Required task:
All of the records below must be output exactly, with no pictures carried over.

Given entries:

★ ★ ★

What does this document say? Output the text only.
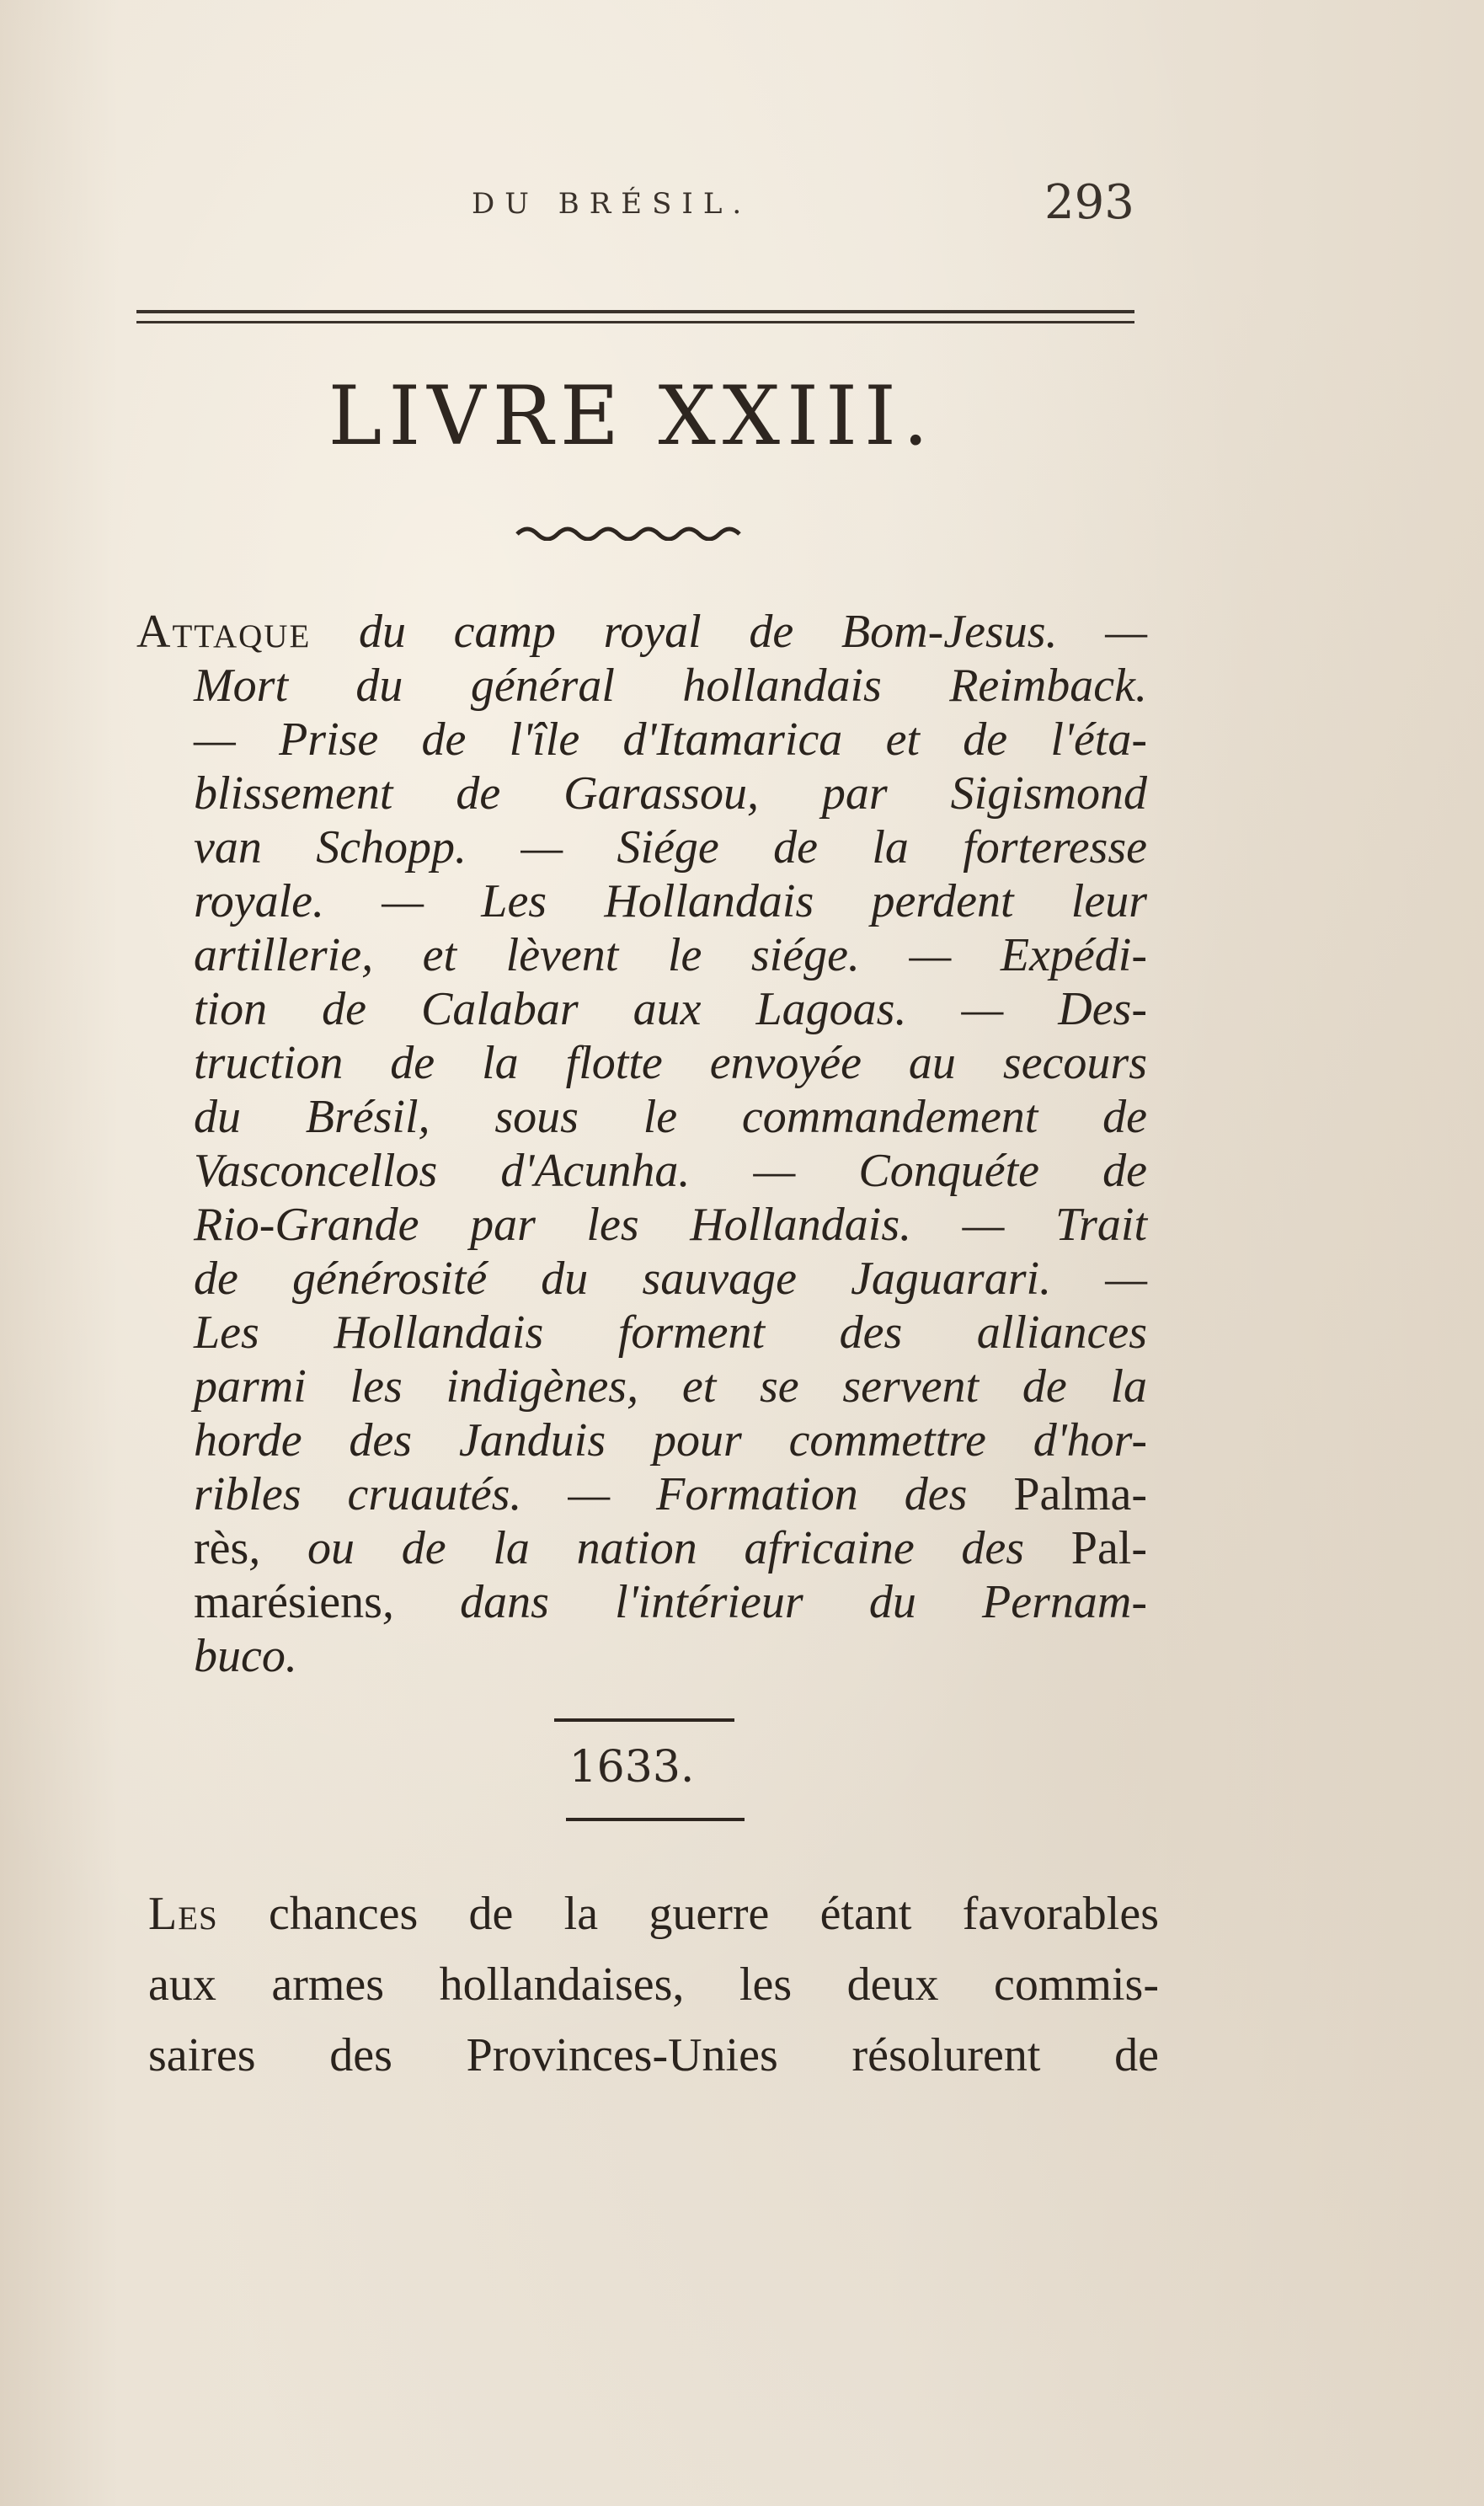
DU BRÉSIL.	293
LIVRE XXIII.
Attaque du camp royal de Bom-Jesus. —
Mort du général hollandais Reimback.
— Prise de l'île d'Itamarica et de l'éta-
blissement de Garassou, par Sigismond
van Schopp. — Siége de la forteresse
royale. — Les Hollandais perdent leur
artillerie, et lèvent le siége. — Expédi-
tion de Calabar aux Lagoas. — Des-
truction de la flotte envoyée au secours
du Brésil, sous le commandement de
Vasconcellos d'Acunha. — Conquéte de
Rio-Grande par les Hollandais. — Trait
de générosité du sauvage Jaguarari. —
Les Hollandais forment des alliances
parmi les indigènes, et se servent de la
horde des Janduis pour commettre d'hor-
ribles cruautés. — Formation des Palma-
rès, ou de la nation africaine des Pal-
marésiens, dans l'intérieur du Pernam-
buco.
1633.
Les chances de la guerre étant favorables
aux armes hollandaises, les deux commis-
saires des Provinces-Unies résolurent de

★ ★ ★

Task response:
What does this document say? Output the text only.
DU BRÉSIL.	293
LIVRE XXIII.
Attaque du camp royal de Bom-Jesus. —
Mort du général hollandais Reimback.
— Prise de l'île d'Itamarica et de l'éta-
blissement de Garassou, par Sigismond
van Schopp. — Siége de la forteresse
royale. — Les Hollandais perdent leur
artillerie, et lèvent le siége. — Expédi-
tion de Calabar aux Lagoas. — Des-
truction de la flotte envoyée au secours
du Brésil, sous le commandement de
Vasconcellos d'Acunha. — Conquéte de
Rio-Grande par les Hollandais. — Trait
de générosité du sauvage Jaguarari. —
Les Hollandais forment des alliances
parmi les indigènes, et se servent de la
horde des Janduis pour commettre d'hor-
ribles cruautés. — Formation des Palma-
rès, ou de la nation africaine des Pal-
marésiens, dans l'intérieur du Pernam-
buco.
1633.
Les chances de la guerre étant favorables
aux armes hollandaises, les deux commis-
saires des Provinces-Unies résolurent de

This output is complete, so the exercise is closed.